* Begin Task inputs *

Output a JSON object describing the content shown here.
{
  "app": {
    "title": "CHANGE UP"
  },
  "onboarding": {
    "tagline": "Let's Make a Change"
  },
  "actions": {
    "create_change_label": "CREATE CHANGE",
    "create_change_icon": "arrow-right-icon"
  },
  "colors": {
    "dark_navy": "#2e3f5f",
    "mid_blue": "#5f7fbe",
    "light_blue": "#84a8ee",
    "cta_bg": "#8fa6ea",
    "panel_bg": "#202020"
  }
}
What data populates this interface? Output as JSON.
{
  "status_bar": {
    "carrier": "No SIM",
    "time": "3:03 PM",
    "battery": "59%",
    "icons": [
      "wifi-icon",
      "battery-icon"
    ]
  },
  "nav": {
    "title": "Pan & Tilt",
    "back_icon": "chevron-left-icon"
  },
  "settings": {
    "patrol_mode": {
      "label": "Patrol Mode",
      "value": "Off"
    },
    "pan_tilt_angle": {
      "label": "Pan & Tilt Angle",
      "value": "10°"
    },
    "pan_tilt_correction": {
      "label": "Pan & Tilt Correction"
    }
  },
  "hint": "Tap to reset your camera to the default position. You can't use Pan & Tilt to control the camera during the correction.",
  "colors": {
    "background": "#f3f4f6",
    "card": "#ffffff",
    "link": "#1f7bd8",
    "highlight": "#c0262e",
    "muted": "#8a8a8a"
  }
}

* End Task inputs *

▶ **Prompt**: Your task is to repeat each line of the material exactly.

▶ **Reply**:
Output a JSON object describing the content shown here.
{
  "app": {
    "title": "CHANGE UP"
  },
  "onboarding": {
    "tagline": "Let's Make a Change"
  },
  "actions": {
    "create_change_label": "CREATE CHANGE",
    "create_change_icon": "arrow-right-icon"
  },
  "colors": {
    "dark_navy": "#2e3f5f",
    "mid_blue": "#5f7fbe",
    "light_blue": "#84a8ee",
    "cta_bg": "#8fa6ea",
    "panel_bg": "#202020"
  }
}
What data populates this interface? Output as JSON.
{
  "status_bar": {
    "carrier": "No SIM",
    "time": "3:03 PM",
    "battery": "59%",
    "icons": [
      "wifi-icon",
      "battery-icon"
    ]
  },
  "nav": {
    "title": "Pan & Tilt",
    "back_icon": "chevron-left-icon"
  },
  "settings": {
    "patrol_mode": {
      "label": "Patrol Mode",
      "value": "Off"
    },
    "pan_tilt_angle": {
      "label": "Pan & Tilt Angle",
      "value": "10°"
    },
    "pan_tilt_correction": {
      "label": "Pan & Tilt Correction"
    }
  },
  "hint": "Tap to reset your camera to the default position. You can't use Pan & Tilt to control the camera during the correction.",
  "colors": {
    "background": "#f3f4f6",
    "card": "#ffffff",
    "link": "#1f7bd8",
    "highlight": "#c0262e",
    "muted": "#8a8a8a"
  }
}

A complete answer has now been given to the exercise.